## Start

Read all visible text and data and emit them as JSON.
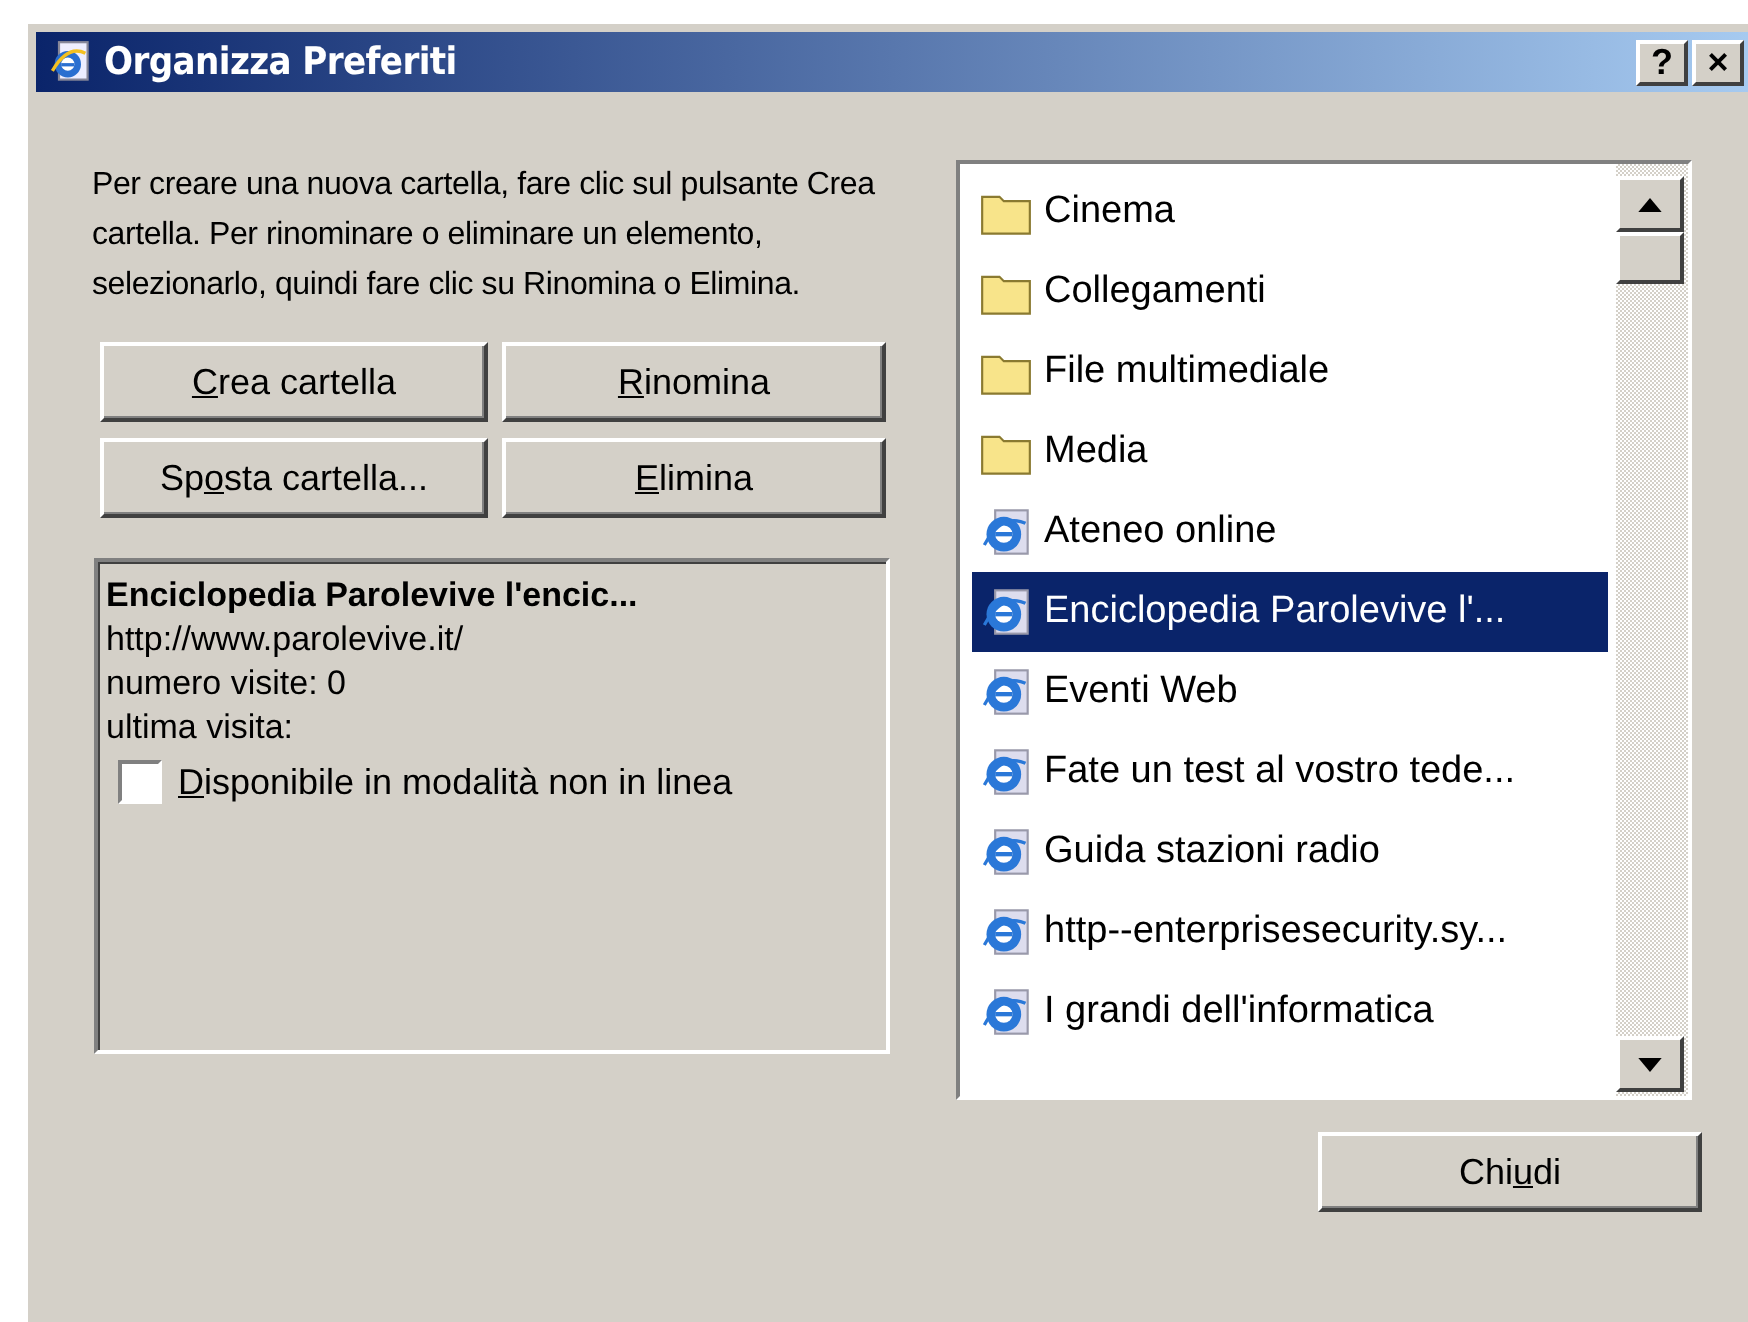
{
  "window": {
    "title": "Organizza Preferiti",
    "help_button": "?",
    "close_button": "×"
  },
  "instructions": "Per creare una nuova cartella, fare clic sul pulsante Crea cartella. Per rinominare o eliminare un elemento, selezionarlo, quindi fare clic su Rinomina o Elimina.",
  "buttons": [
    {
      "key": "C",
      "post": "rea cartella"
    },
    {
      "key": "R",
      "post": "inomina"
    },
    {
      "pre": "Sp",
      "key": "o",
      "post": "sta cartella..."
    },
    {
      "key": "E",
      "post": "limina"
    }
  ],
  "details": {
    "title": "Enciclopedia Parolevive l'encic...",
    "url": "http://www.parolevive.it/",
    "visits": "numero visite: 0",
    "last_visit": "ultima visita:",
    "offline": {
      "key": "D",
      "post": "isponibile in modalità non in linea",
      "checked": false
    }
  },
  "favorites": [
    {
      "kind": "folder",
      "label": "Cinema",
      "selected": false
    },
    {
      "kind": "folder",
      "label": "Collegamenti",
      "selected": false
    },
    {
      "kind": "folder",
      "label": "File multimediale",
      "selected": false
    },
    {
      "kind": "folder",
      "label": "Media",
      "selected": false
    },
    {
      "kind": "link",
      "label": "Ateneo online",
      "selected": false
    },
    {
      "kind": "link",
      "label": "Enciclopedia Parolevive l'...",
      "selected": true
    },
    {
      "kind": "link",
      "label": "Eventi Web",
      "selected": false
    },
    {
      "kind": "link",
      "label": "Fate un test al vostro tede...",
      "selected": false
    },
    {
      "kind": "link",
      "label": "Guida stazioni radio",
      "selected": false
    },
    {
      "kind": "link",
      "label": "http--enterprisesecurity.sy...",
      "selected": false
    },
    {
      "kind": "link",
      "label": "I grandi dell'informatica",
      "selected": false
    }
  ],
  "close": {
    "pre": "Chi",
    "key": "u",
    "post": "di"
  }
}
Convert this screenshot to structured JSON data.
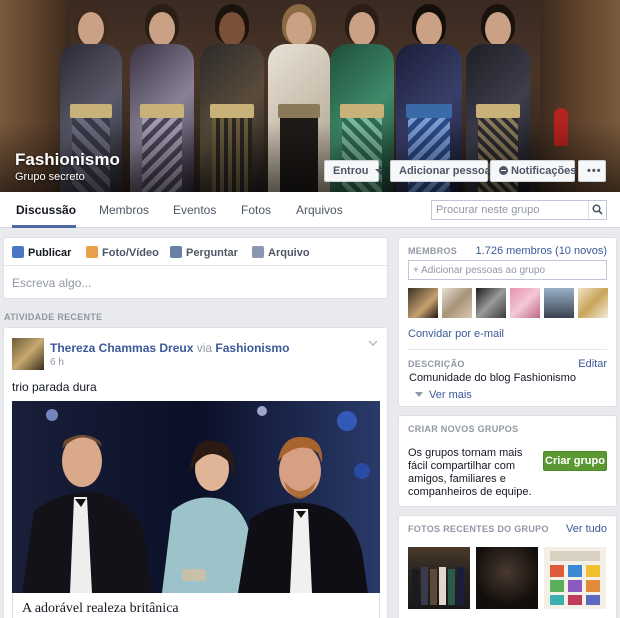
{
  "group": {
    "name": "Fashionismo",
    "privacy": "Grupo secreto",
    "buttons": {
      "joined": "Entrou",
      "add_people": "Adicionar pessoas",
      "notifications": "Notificações",
      "more": "•••"
    }
  },
  "tabs": [
    "Discussão",
    "Membros",
    "Eventos",
    "Fotos",
    "Arquivos"
  ],
  "search": {
    "placeholder": "Procurar neste grupo"
  },
  "composer": {
    "actions": [
      "Publicar",
      "Foto/Vídeo",
      "Perguntar",
      "Arquivo"
    ],
    "placeholder": "Escreva algo..."
  },
  "feed": {
    "section_title": "ATIVIDADE RECENTE",
    "post": {
      "author": "Thereza Chammas Dreux",
      "via": "via",
      "group": "Fashionismo",
      "time": "6 h",
      "text": "trio parada dura",
      "link_title": "A adorável realeza britânica"
    }
  },
  "sidebar": {
    "members": {
      "title": "MEMBROS",
      "count": "1.726 membros (10 novos)",
      "add_placeholder": "+ Adicionar pessoas ao grupo",
      "invite": "Convidar por e-mail"
    },
    "description": {
      "title": "DESCRIÇÃO",
      "edit": "Editar",
      "text": "Comunidade do blog Fashionismo",
      "see_more": "Ver mais"
    },
    "create": {
      "title": "CRIAR NOVOS GRUPOS",
      "text": "Os grupos tornam mais fácil compartilhar com amigos, familiares e companheiros de equipe.",
      "button": "Criar grupo"
    },
    "photos": {
      "title": "FOTOS RECENTES DO GRUPO",
      "see_all": "Ver tudo"
    }
  },
  "colors": {
    "link": "#3b5998",
    "accent_green": "#5b9834",
    "tab_underline": "#4e69a2"
  }
}
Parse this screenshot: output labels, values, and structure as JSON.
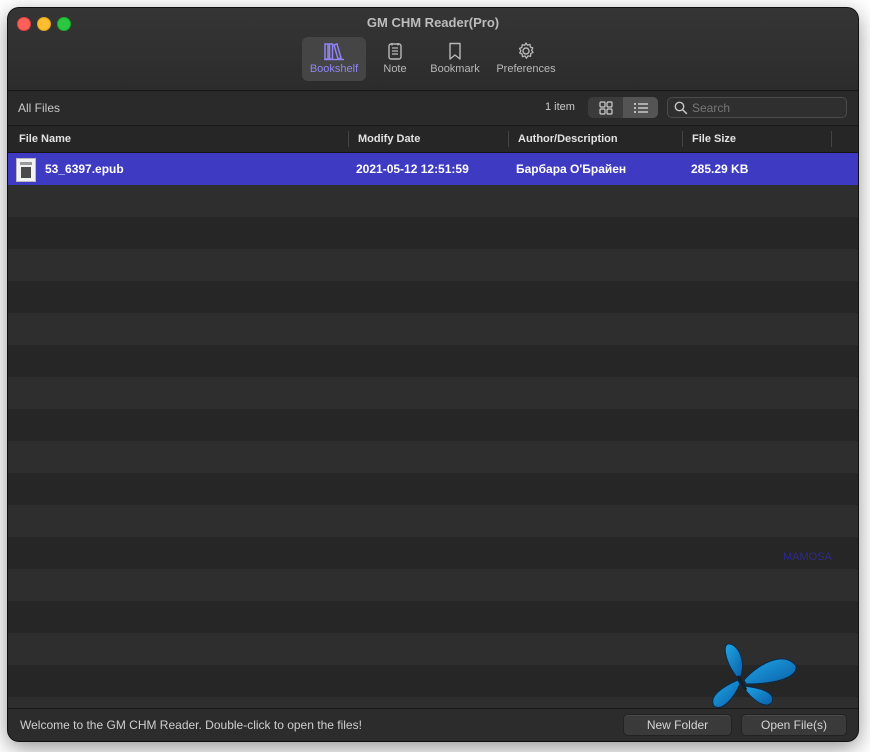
{
  "window": {
    "title": "GM CHM Reader(Pro)"
  },
  "toolbar": {
    "items": [
      {
        "label": "Bookshelf",
        "icon": "bookshelf-icon",
        "active": true
      },
      {
        "label": "Note",
        "icon": "note-icon",
        "active": false
      },
      {
        "label": "Bookmark",
        "icon": "bookmark-icon",
        "active": false
      },
      {
        "label": "Preferences",
        "icon": "gear-icon",
        "active": false
      }
    ]
  },
  "pathbar": {
    "breadcrumb": "All Files",
    "item_count": "1 item",
    "view_modes": [
      "grid-view-icon",
      "list-view-icon"
    ],
    "active_view": "list",
    "search_placeholder": "Search"
  },
  "table": {
    "columns": [
      "File Name",
      "Modify Date",
      "Author/Description",
      "File Size"
    ],
    "rows": [
      {
        "name": "53_6397.epub",
        "modified": "2021-05-12 12:51:59",
        "author": "Барбара О'Брайен",
        "size": "285.29 KB",
        "selected": true
      }
    ]
  },
  "watermark": "MAMOSA",
  "statusbar": {
    "message": "Welcome to the GM CHM Reader. Double-click to open the files!",
    "new_folder": "New Folder",
    "open_files": "Open File(s)"
  },
  "colors": {
    "accent": "#8f84f2",
    "selection": "#3f3ac2",
    "butterfly": "#1e9bd8"
  }
}
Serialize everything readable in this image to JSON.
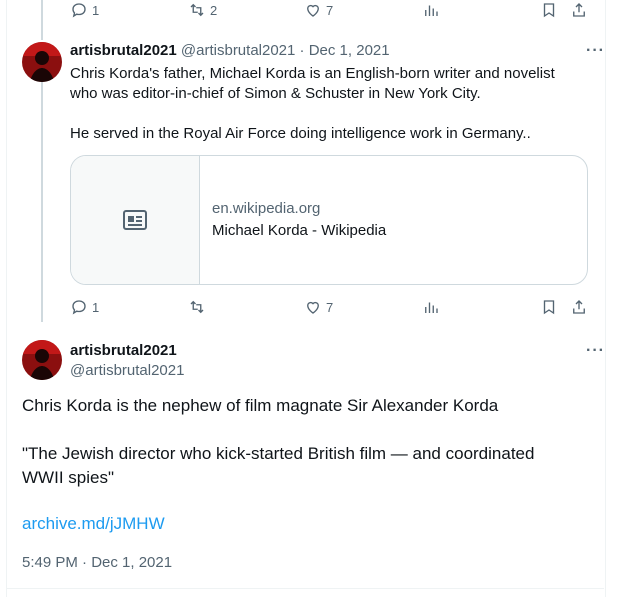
{
  "top_actions": {
    "reply_count": "1",
    "retweet_count": "2",
    "like_count": "7"
  },
  "tweet1": {
    "name": "artisbrutal2021",
    "handle": "@artisbrutal2021",
    "date": "· Dec 1, 2021",
    "more": "···",
    "line1": "Chris Korda's father, Michael Korda is an English-born writer and novelist",
    "line2": "who was editor-in-chief of Simon & Schuster in New York City.",
    "line3": "He served in the Royal Air Force doing intelligence work in Germany..",
    "card": {
      "domain": "en.wikipedia.org",
      "title": "Michael Korda - Wikipedia"
    },
    "actions": {
      "reply_count": "1",
      "retweet_count": "",
      "like_count": "7"
    }
  },
  "tweet2": {
    "name": "artisbrutal2021",
    "handle": "@artisbrutal2021",
    "more": "···",
    "para1": "Chris Korda is the nephew of film magnate Sir Alexander Korda",
    "para2_line1": "\"The Jewish director who kick-started British film — and coordinated",
    "para2_line2": "WWII spies\"",
    "link": "archive.md/jJMHW",
    "timestamp": "5:49 PM · Dec 1, 2021"
  },
  "icons": {
    "reply": "reply-icon",
    "retweet": "retweet-icon",
    "like": "heart-icon",
    "views": "views-icon",
    "bookmark": "bookmark-icon",
    "share": "share-icon",
    "card": "article-icon"
  },
  "colors": {
    "link": "#1d9bf0",
    "muted": "#536471",
    "text": "#0f1419",
    "border": "#cfd9de"
  }
}
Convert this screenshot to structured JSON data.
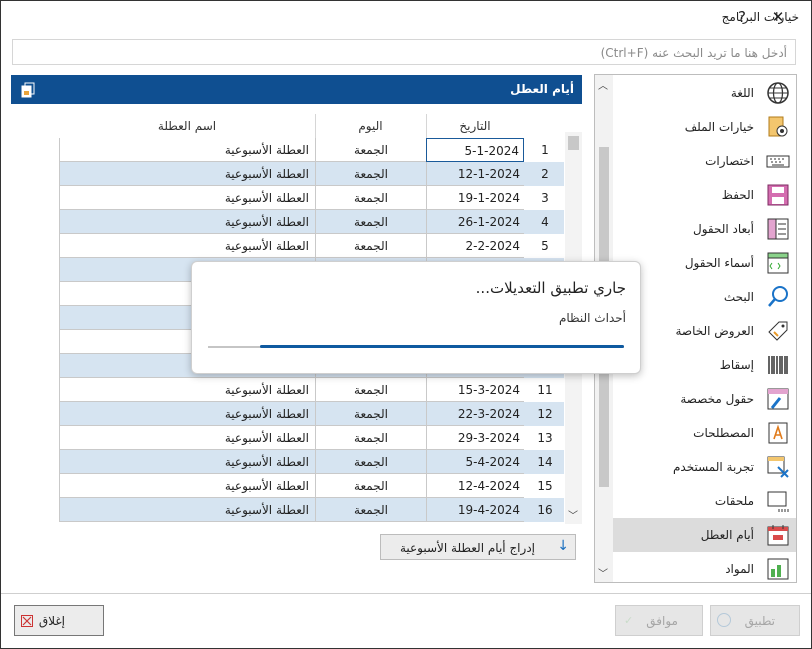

## End

#### [Task]
Drop the images and repeat the data exactly.

#### [Reply]
Read all visible text and data and emit them as JSON.
{
  "window": {
    "title": "Organizza Preferiti",
    "help_button": "?",
    "close_button": "×"
  },
  "instructions": "Per creare una nuova cartella, fare clic sul pulsante Crea cartella. Per rinominare o eliminare un elemento, selezionarlo, quindi fare clic su Rinomina o Elimina.",
  "buttons": [
    {
      "key": "C",
      "post": "rea cartella"
    },
    {
      "key": "R",
      "post": "inomina"
    },
    {
      "pre": "Sp",
      "key": "o",
      "post": "sta cartella..."
    },
    {
      "key": "E",
      "post": "limina"
    }
  ],
  "details": {
    "title": "Enciclopedia Parolevive l'encic...",
    "url": "http://www.parolevive.it/",
    "visits": "numero visite: 0",
    "last_visit": "ultima visita:",
    "offline": {
      "key": "D",
      "post": "isponibile in modalità non in linea",
      "checked": false
    }
  },
  "favorites": [
    {
      "kind": "folder",
      "label": "Cinema",
      "selected": false
    },
    {
      "kind": "folder",
      "label": "Collegamenti",
      "selected": false
    },
    {
      "kind": "folder",
      "label": "File multimediale",
      "selected": false
    },
    {
      "kind": "folder",
      "label": "Media",
      "selected": false
    },
    {
      "kind": "link",
      "label": "Ateneo online",
      "selected": false
    },
    {
      "kind": "link",
      "label": "Enciclopedia Parolevive l'...",
      "selected": true
    },
    {
      "kind": "link",
      "label": "Eventi Web",
      "selected": false
    },
    {
      "kind": "link",
      "label": "Fate un test al vostro tede...",
      "selected": false
    },
    {
      "kind": "link",
      "label": "Guida stazioni radio",
      "selected": false
    },
    {
      "kind": "link",
      "label": "http--enterprisesecurity.sy...",
      "selected": false
    },
    {
      "kind": "link",
      "label": "I grandi dell'informatica",
      "selected": false
    }
  ],
  "close": {
    "pre": "Chi",
    "key": "u",
    "post": "di"
  }
}
Convert this screenshot to structured JSON data.
{
  "group": {
    "name": "Fashionismo",
    "privacy": "Grupo secreto",
    "buttons": {
      "joined": "Entrou",
      "add_people": "Adicionar pessoas",
      "notifications": "Notificações",
      "more": "•••"
    }
  },
  "tabs": [
    "Discussão",
    "Membros",
    "Eventos",
    "Fotos",
    "Arquivos"
  ],
  "search": {
    "placeholder": "Procurar neste grupo"
  },
  "composer": {
    "actions": [
      "Publicar",
      "Foto/Vídeo",
      "Perguntar",
      "Arquivo"
    ],
    "placeholder": "Escreva algo..."
  },
  "feed": {
    "section_title": "ATIVIDADE RECENTE",
    "post": {
      "author": "Thereza Chammas Dreux",
      "via": "via",
      "group": "Fashionismo",
      "time": "6 h",
      "text": "trio parada dura",
      "link_title": "A adorável realeza britânica"
    }
  },
  "sidebar": {
    "members": {
      "title": "MEMBROS",
      "count": "1.726 membros (10 novos)",
      "add_placeholder": "+ Adicionar pessoas ao grupo",
      "invite": "Convidar por e-mail"
    },
    "description": {
      "title": "DESCRIÇÃO",
      "edit": "Editar",
      "text": "Comunidade do blog Fashionismo",
      "see_more": "Ver mais"
    },
    "create": {
      "title": "CRIAR NOVOS GRUPOS",
      "text": "Os grupos tornam mais fácil compartilhar com amigos, familiares e companheiros de equipe.",
      "button": "Criar grupo"
    },
    "photos": {
      "title": "FOTOS RECENTES DO GRUPO",
      "see_all": "Ver tudo"
    }
  },
  "colors": {
    "link": "#3b5998",
    "accent_green": "#5b9834",
    "tab_underline": "#4e69a2"
  }
}
Parse this screenshot: output labels, values, and structure as JSON.
{
  "window": {
    "title": "GM CHM Reader(Pro)"
  },
  "toolbar": {
    "items": [
      {
        "label": "Bookshelf",
        "icon": "bookshelf-icon",
        "active": true
      },
      {
        "label": "Note",
        "icon": "note-icon",
        "active": false
      },
      {
        "label": "Bookmark",
        "icon": "bookmark-icon",
        "active": false
      },
      {
        "label": "Preferences",
        "icon": "gear-icon",
        "active": false
      }
    ]
  },
  "pathbar": {
    "breadcrumb": "All Files",
    "item_count": "1 item",
    "view_modes": [
      "grid-view-icon",
      "list-view-icon"
    ],
    "active_view": "list",
    "search_placeholder": "Search"
  },
  "table": {
    "columns": [
      "File Name",
      "Modify Date",
      "Author/Description",
      "File Size"
    ],
    "rows": [
      {
        "name": "53_6397.epub",
        "modified": "2021-05-12 12:51:59",
        "author": "Барбара О'Брайен",
        "size": "285.29 KB",
        "selected": true
      }
    ]
  },
  "watermark": "MAMOSA",
  "statusbar": {
    "message": "Welcome to the GM CHM Reader. Double-click to open the files!",
    "new_folder": "New Folder",
    "open_files": "Open File(s)"
  },
  "colors": {
    "accent": "#8f84f2",
    "selection": "#3f3ac2",
    "butterfly": "#1e9bd8"
  }
}
Serialize everything readable in this image to JSON.
{
  "top_actions": {
    "reply_count": "1",
    "retweet_count": "2",
    "like_count": "7"
  },
  "tweet1": {
    "name": "artisbrutal2021",
    "handle": "@artisbrutal2021",
    "date": "· Dec 1, 2021",
    "more": "···",
    "line1": "Chris Korda's father, Michael Korda is an English-born writer and novelist",
    "line2": "who was editor-in-chief of Simon & Schuster in New York City.",
    "line3": "He served in the Royal Air Force doing intelligence work in Germany..",
    "card": {
      "domain": "en.wikipedia.org",
      "title": "Michael Korda - Wikipedia"
    },
    "actions": {
      "reply_count": "1",
      "retweet_count": "",
      "like_count": "7"
    }
  },
  "tweet2": {
    "name": "artisbrutal2021",
    "handle": "@artisbrutal2021",
    "more": "···",
    "para1": "Chris Korda is the nephew of film magnate Sir Alexander Korda",
    "para2_line1": "\"The Jewish director who kick-started British film — and coordinated",
    "para2_line2": "WWII spies\"",
    "link": "archive.md/jJMHW",
    "timestamp": "5:49 PM · Dec 1, 2021"
  },
  "icons": {
    "reply": "reply-icon",
    "retweet": "retweet-icon",
    "like": "heart-icon",
    "views": "views-icon",
    "bookmark": "bookmark-icon",
    "share": "share-icon",
    "card": "article-icon"
  },
  "colors": {
    "link": "#1d9bf0",
    "muted": "#536471",
    "text": "#0f1419",
    "border": "#cfd9de"
  }
}
Convert this screenshot to structured JSON data.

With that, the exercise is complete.